[Structured figure records]
..............................

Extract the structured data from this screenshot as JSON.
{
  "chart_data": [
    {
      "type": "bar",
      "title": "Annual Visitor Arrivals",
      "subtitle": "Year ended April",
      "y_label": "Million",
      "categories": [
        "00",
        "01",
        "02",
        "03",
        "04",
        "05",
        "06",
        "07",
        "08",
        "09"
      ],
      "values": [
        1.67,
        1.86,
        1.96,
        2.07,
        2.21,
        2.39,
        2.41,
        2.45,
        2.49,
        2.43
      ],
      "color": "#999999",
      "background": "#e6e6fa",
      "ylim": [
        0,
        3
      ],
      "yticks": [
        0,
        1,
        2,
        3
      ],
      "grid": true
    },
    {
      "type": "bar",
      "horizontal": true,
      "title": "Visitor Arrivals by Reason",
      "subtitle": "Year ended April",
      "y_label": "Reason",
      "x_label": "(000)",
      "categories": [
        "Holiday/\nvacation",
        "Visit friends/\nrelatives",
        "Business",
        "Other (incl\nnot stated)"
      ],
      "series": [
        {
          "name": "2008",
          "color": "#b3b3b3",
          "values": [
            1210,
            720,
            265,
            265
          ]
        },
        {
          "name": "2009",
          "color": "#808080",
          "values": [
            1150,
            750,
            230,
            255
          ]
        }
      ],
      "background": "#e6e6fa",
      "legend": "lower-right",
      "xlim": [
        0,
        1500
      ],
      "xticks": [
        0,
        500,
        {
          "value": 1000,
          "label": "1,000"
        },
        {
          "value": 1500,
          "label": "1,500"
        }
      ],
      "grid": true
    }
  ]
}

..............................

Directions: Each line in the listing above that contains "Visitor" should be copied.

Solution to this exercise:
      "title": "Annual Visitor Arrivals",
      "title": "Visitor Arrivals by Reason",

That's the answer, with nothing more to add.